Given instruction — Convert every line of the material below into a numbered list, omitting blank lines. Leave the pictures out of the output.

(Stored dataset items)
◆ ◆ ◆
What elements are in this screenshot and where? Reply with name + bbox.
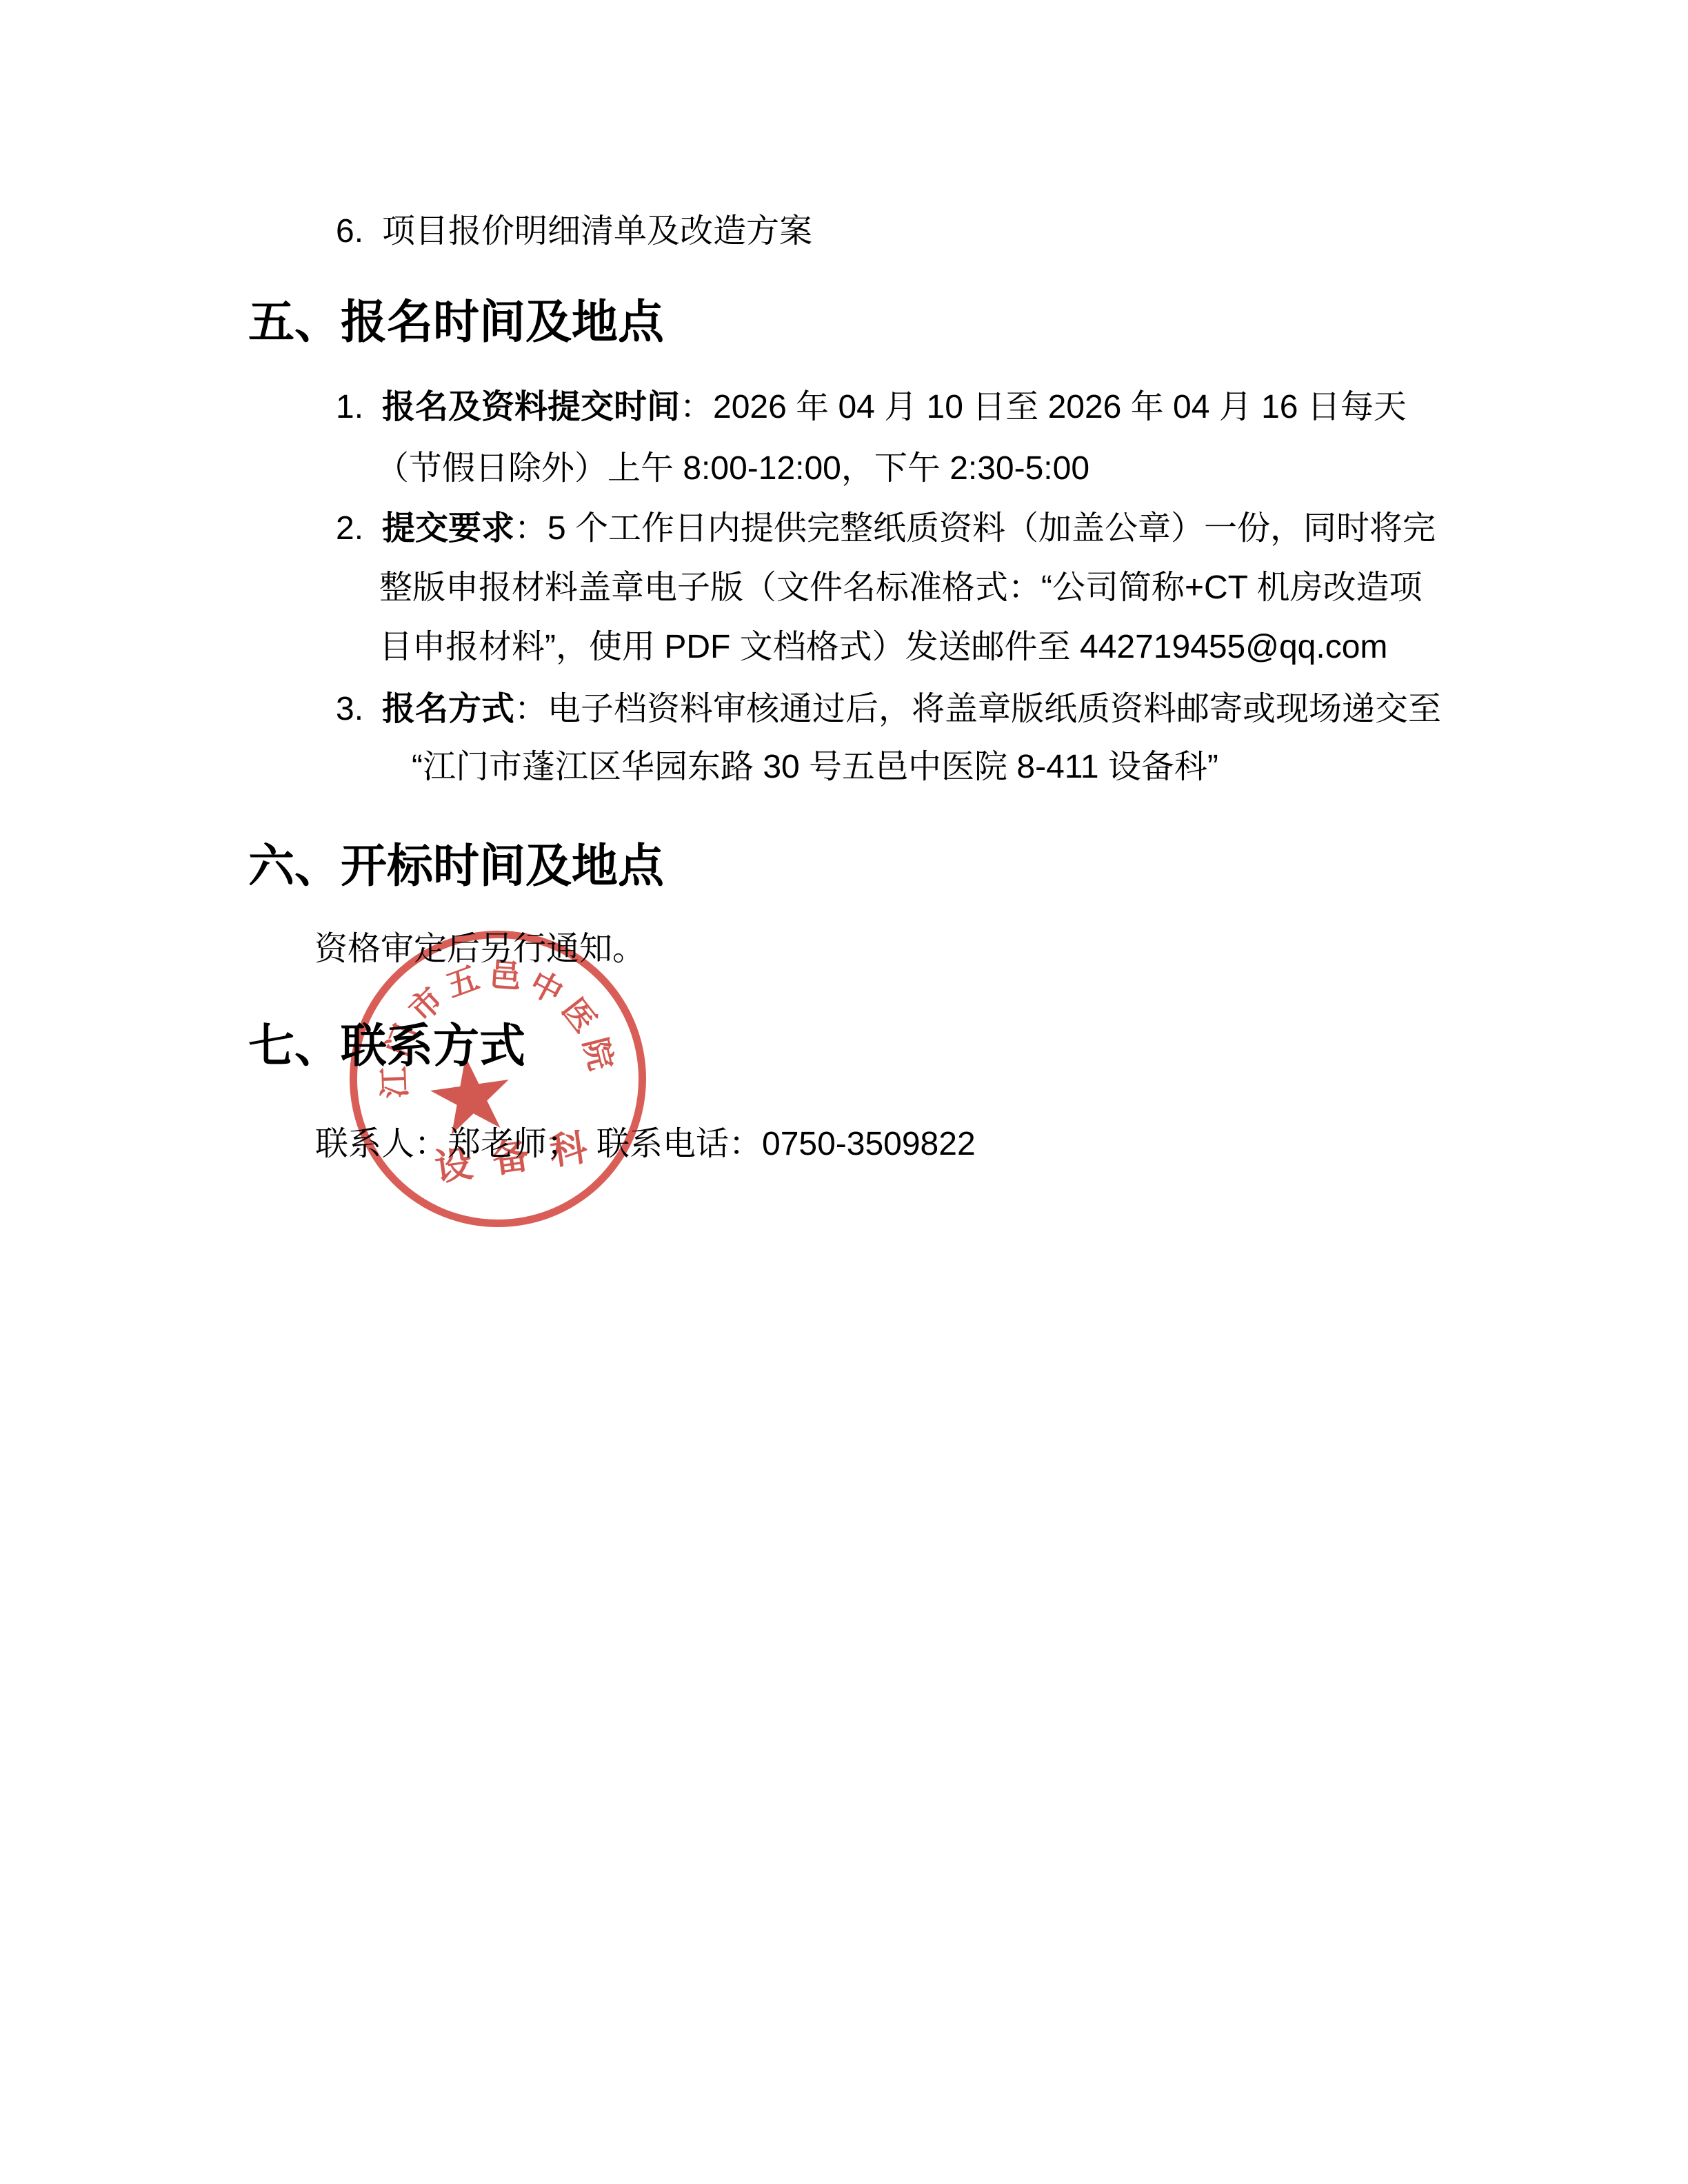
document-page: 6.项目报价明细清单及改造方案 五、报名时间及地点 1.报名及资料提交时间：20… xyxy=(0,0,1688,2184)
item-2-label: 提交要求 xyxy=(382,510,514,547)
item-3-text: ：电子档资料审核通过后，将盖章版纸质资料邮寄或现场递交至 xyxy=(514,691,1441,727)
item-3-label: 报名方式 xyxy=(382,691,514,727)
seal-arc-char: 市 xyxy=(403,982,448,1027)
seal-arc-char: 中 xyxy=(525,966,567,1009)
section-5-item-2-line-3: 目申报材料”，使用 PDF 文档格式）发送邮件至 442719455@qq.co… xyxy=(379,627,1387,667)
star-icon: ★ xyxy=(418,1038,524,1153)
seal-arc-char: 邑 xyxy=(488,959,522,993)
item-2-number: 2. xyxy=(336,509,382,549)
section-5-item-3-line-2: “江门市蓬江区华园东路 30 号五邑中医院 8-411 设备科” xyxy=(412,747,1218,787)
item-3-number: 3. xyxy=(336,689,382,729)
seal-arc-char: 江 xyxy=(378,1066,411,1099)
item-2-text: ：5 个工作日内提供完整纸质资料（加盖公章）一份，同时将完 xyxy=(514,510,1436,547)
item-1-text: ：2026 年 04 月 10 日至 2026 年 04 月 16 日每天 xyxy=(680,389,1407,425)
section-6-heading: 六、开标时间及地点 xyxy=(248,839,664,894)
item-1-label: 报名及资料提交时间 xyxy=(382,389,680,425)
seal-arc-char: 医 xyxy=(557,993,602,1038)
list-item-6-text: 项目报价明细清单及改造方案 xyxy=(382,213,812,250)
section-5-item-2-line-1: 2.提交要求：5 个工作日内提供完整纸质资料（加盖公章）一份，同时将完 xyxy=(336,509,1436,549)
list-item-6-number: 6. xyxy=(336,212,382,252)
section-5-item-2-line-2: 整版申报材料盖章电子版（文件名标准格式：“公司简称+CT 机房改造项 xyxy=(379,568,1422,608)
seal-arc-char: 院 xyxy=(579,1035,618,1073)
item-1-number: 1. xyxy=(336,387,382,427)
section-5-item-3-line-1: 3.报名方式：电子档资料审核通过后，将盖章版纸质资料邮寄或现场递交至 xyxy=(336,689,1441,729)
seal-arc-char: 门 xyxy=(381,1020,423,1061)
section-5-heading: 五、报名时间及地点 xyxy=(248,295,664,350)
list-item-6: 6.项目报价明细清单及改造方案 xyxy=(336,212,812,252)
section-5-item-1-line-1: 1.报名及资料提交时间：2026 年 04 月 10 日至 2026 年 04 … xyxy=(336,387,1407,427)
section-5-item-1-line-2: （节假日除外）上午 8:00-12:00，下午 2:30-5:00 xyxy=(376,449,1089,489)
seal-arc-char: 五 xyxy=(442,962,483,1002)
◆ ◆ ◆
Answer to the problem —
1. What elements are in this screenshot and where? Reply with name + bbox.
2. document-page: 6.项目报价明细清单及改造方案 五、报名时间及地点 1.报名及资料提交时间：20… xyxy=(0,0,1688,2184)
3. item-2-label: 提交要求 xyxy=(382,510,514,547)
4. item-3-text: ：电子档资料审核通过后，将盖章版纸质资料邮寄或现场递交至 xyxy=(514,691,1441,727)
5. item-3-label: 报名方式 xyxy=(382,691,514,727)
6. seal-arc-char: 市 xyxy=(403,982,448,1027)
7. seal-arc-char: 中 xyxy=(525,966,567,1009)
8. section-5-item-2-line-3: 目申报材料”，使用 PDF 文档格式）发送邮件至 442719455@qq.co… xyxy=(379,627,1387,667)
9. star-icon: ★ xyxy=(418,1038,524,1153)
10. seal-arc-char: 邑 xyxy=(488,959,522,993)
11. item-2-number: 2. xyxy=(336,509,382,549)
12. section-5-item-3-line-2: “江门市蓬江区华园东路 30 号五邑中医院 8-411 设备科” xyxy=(412,747,1218,787)
13. item-3-number: 3. xyxy=(336,689,382,729)
14. seal-arc-char: 江 xyxy=(378,1066,411,1099)
15. item-2-text: ：5 个工作日内提供完整纸质资料（加盖公章）一份，同时将完 xyxy=(514,510,1436,547)
16. item-1-text: ：2026 年 04 月 10 日至 2026 年 04 月 16 日每天 xyxy=(680,389,1407,425)
17. section-6-heading: 六、开标时间及地点 xyxy=(248,839,664,894)
18. item-1-label: 报名及资料提交时间 xyxy=(382,389,680,425)
19. seal-arc-char: 医 xyxy=(557,993,602,1038)
20. list-item-6-text: 项目报价明细清单及改造方案 xyxy=(382,213,812,250)
21. section-5-item-2-line-1: 2.提交要求：5 个工作日内提供完整纸质资料（加盖公章）一份，同时将完 xyxy=(336,509,1436,549)
22. list-item-6-number: 6. xyxy=(336,212,382,252)
23. section-5-item-2-line-2: 整版申报材料盖章电子版（文件名标准格式：“公司简称+CT 机房改造项 xyxy=(379,568,1422,608)
24. seal-arc-char: 院 xyxy=(579,1035,618,1073)
25. item-1-number: 1. xyxy=(336,387,382,427)
26. section-5-item-3-line-1: 3.报名方式：电子档资料审核通过后，将盖章版纸质资料邮寄或现场递交至 xyxy=(336,689,1441,729)
27. seal-arc-char: 门 xyxy=(381,1020,423,1061)
28. section-5-heading: 五、报名时间及地点 xyxy=(248,295,664,350)
29. list-item-6: 6.项目报价明细清单及改造方案 xyxy=(336,212,812,252)
30. section-5-item-1-line-1: 1.报名及资料提交时间：2026 年 04 月 10 日至 2026 年 04 … xyxy=(336,387,1407,427)
31. section-5-item-1-line-2: （节假日除外）上午 8:00-12:00，下午 2:30-5:00 xyxy=(376,449,1089,489)
32. seal-arc-char: 五 xyxy=(442,962,483,1002)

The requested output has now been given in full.